> [Exercise instructions] Look through the listing and locate every line containing the word "core"; copy those lines.

┌──

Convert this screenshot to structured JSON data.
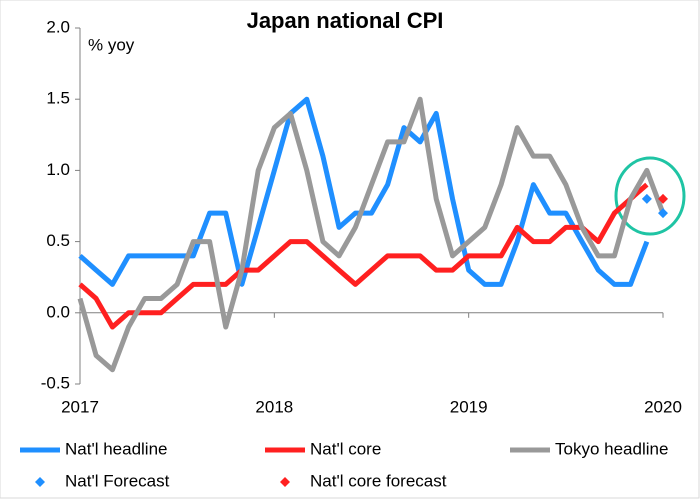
{
  "chart_data": {
    "type": "line",
    "title": "Japan national CPI",
    "y_label": "% yoy",
    "x": [
      2017,
      2017.083,
      2017.167,
      2017.25,
      2017.333,
      2017.417,
      2017.5,
      2017.583,
      2017.667,
      2017.75,
      2017.833,
      2017.917,
      2018,
      2018.083,
      2018.167,
      2018.25,
      2018.333,
      2018.417,
      2018.5,
      2018.583,
      2018.667,
      2018.75,
      2018.833,
      2018.917,
      2019,
      2019.083,
      2019.167,
      2019.25,
      2019.333,
      2019.417,
      2019.5,
      2019.583,
      2019.667,
      2019.75,
      2019.833,
      2019.917,
      2020
    ],
    "series": [
      {
        "name": "Nat'l headline",
        "color": "#1f8fff",
        "marker": "line",
        "values": [
          0.4,
          0.3,
          0.2,
          0.4,
          0.4,
          0.4,
          0.4,
          0.4,
          0.7,
          0.7,
          0.2,
          0.6,
          1.0,
          1.4,
          1.5,
          1.1,
          0.6,
          0.7,
          0.7,
          0.9,
          1.3,
          1.2,
          1.4,
          0.8,
          0.3,
          0.2,
          0.2,
          0.5,
          0.9,
          0.7,
          0.7,
          0.5,
          0.3,
          0.2,
          0.2,
          0.5,
          null
        ]
      },
      {
        "name": "Nat'l core",
        "color": "#ff2020",
        "marker": "line",
        "values": [
          0.2,
          0.1,
          -0.1,
          0.0,
          0.0,
          0.0,
          0.1,
          0.2,
          0.2,
          0.2,
          0.3,
          0.3,
          0.4,
          0.5,
          0.5,
          0.4,
          0.3,
          0.2,
          0.3,
          0.4,
          0.4,
          0.4,
          0.3,
          0.3,
          0.4,
          0.4,
          0.4,
          0.6,
          0.5,
          0.5,
          0.6,
          0.6,
          0.5,
          0.7,
          0.8,
          0.9,
          null
        ]
      },
      {
        "name": "Tokyo headline",
        "color": "#999999",
        "marker": "line",
        "values": [
          0.1,
          -0.3,
          -0.4,
          -0.1,
          0.1,
          0.1,
          0.2,
          0.5,
          0.5,
          -0.1,
          0.3,
          1.0,
          1.3,
          1.4,
          1.0,
          0.5,
          0.4,
          0.6,
          0.9,
          1.2,
          1.2,
          1.5,
          0.8,
          0.4,
          0.5,
          0.6,
          0.9,
          1.3,
          1.1,
          1.1,
          0.9,
          0.6,
          0.4,
          0.4,
          0.8,
          1.0,
          0.7
        ]
      },
      {
        "name": "Nat'l Forecast",
        "color": "#1f8fff",
        "marker": "diamond",
        "values": [
          null,
          null,
          null,
          null,
          null,
          null,
          null,
          null,
          null,
          null,
          null,
          null,
          null,
          null,
          null,
          null,
          null,
          null,
          null,
          null,
          null,
          null,
          null,
          null,
          null,
          null,
          null,
          null,
          null,
          null,
          null,
          null,
          null,
          null,
          null,
          0.8,
          0.7
        ]
      },
      {
        "name": "Nat'l core forecast",
        "color": "#ff2020",
        "marker": "diamond",
        "values": [
          null,
          null,
          null,
          null,
          null,
          null,
          null,
          null,
          null,
          null,
          null,
          null,
          null,
          null,
          null,
          null,
          null,
          null,
          null,
          null,
          null,
          null,
          null,
          null,
          null,
          null,
          null,
          null,
          null,
          null,
          null,
          null,
          null,
          null,
          null,
          null,
          0.8
        ]
      }
    ],
    "xlim": [
      2017,
      2020
    ],
    "xticks": [
      2017,
      2018,
      2019,
      2020
    ],
    "ylim": [
      -0.5,
      2.0
    ],
    "yticks": [
      -0.5,
      {
        "value": 0,
        "label": "0.0"
      },
      0.5,
      {
        "value": 1,
        "label": "1.0"
      },
      1.5,
      {
        "value": 2,
        "label": "2.0"
      }
    ],
    "grid": false
  }
}
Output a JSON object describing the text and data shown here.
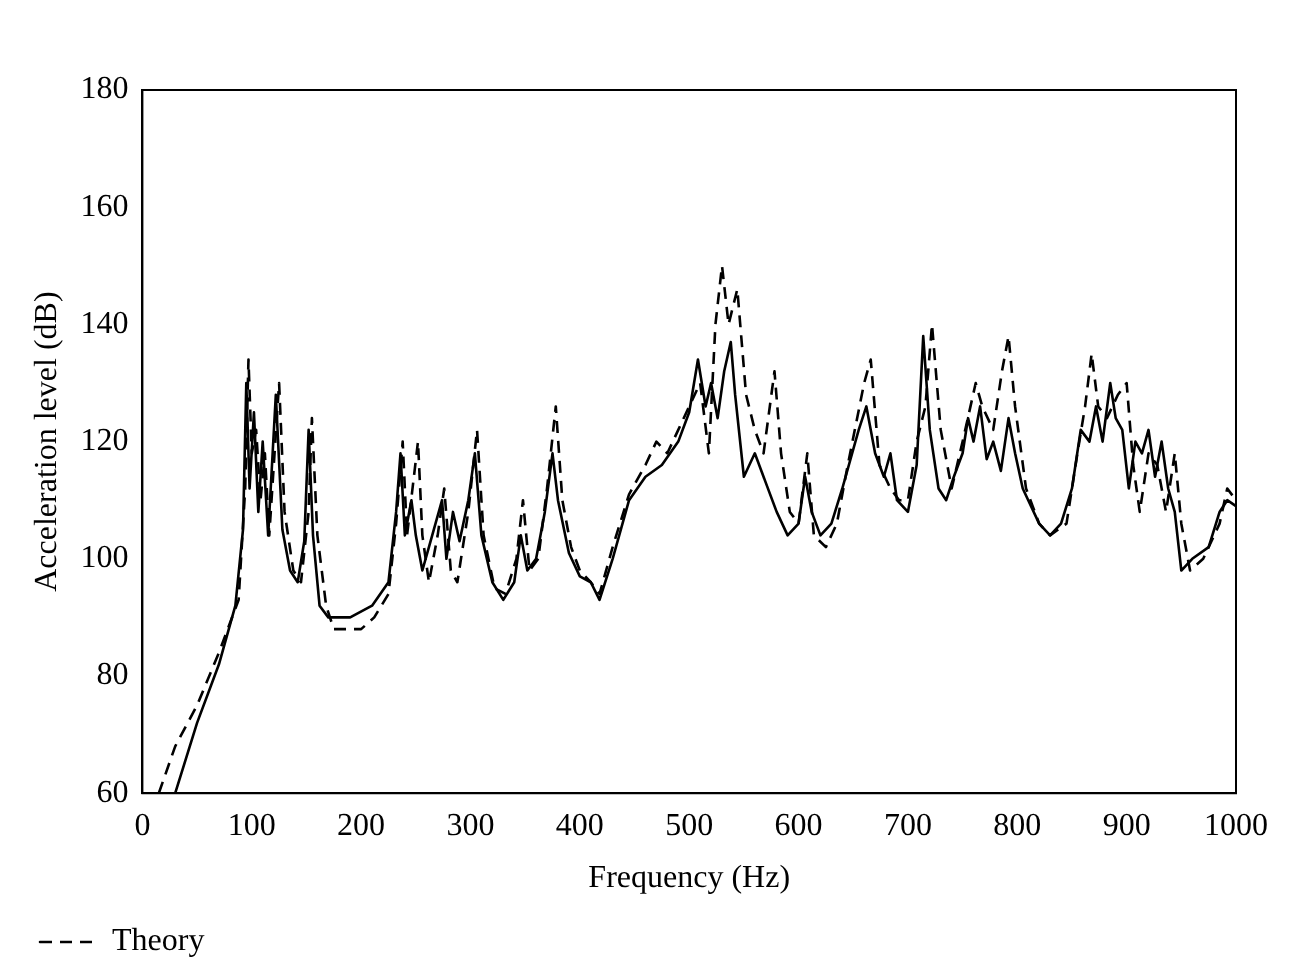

└──

> [The solution]
        "name": "Nat'l core",
        "name": "Nat'l core forecast",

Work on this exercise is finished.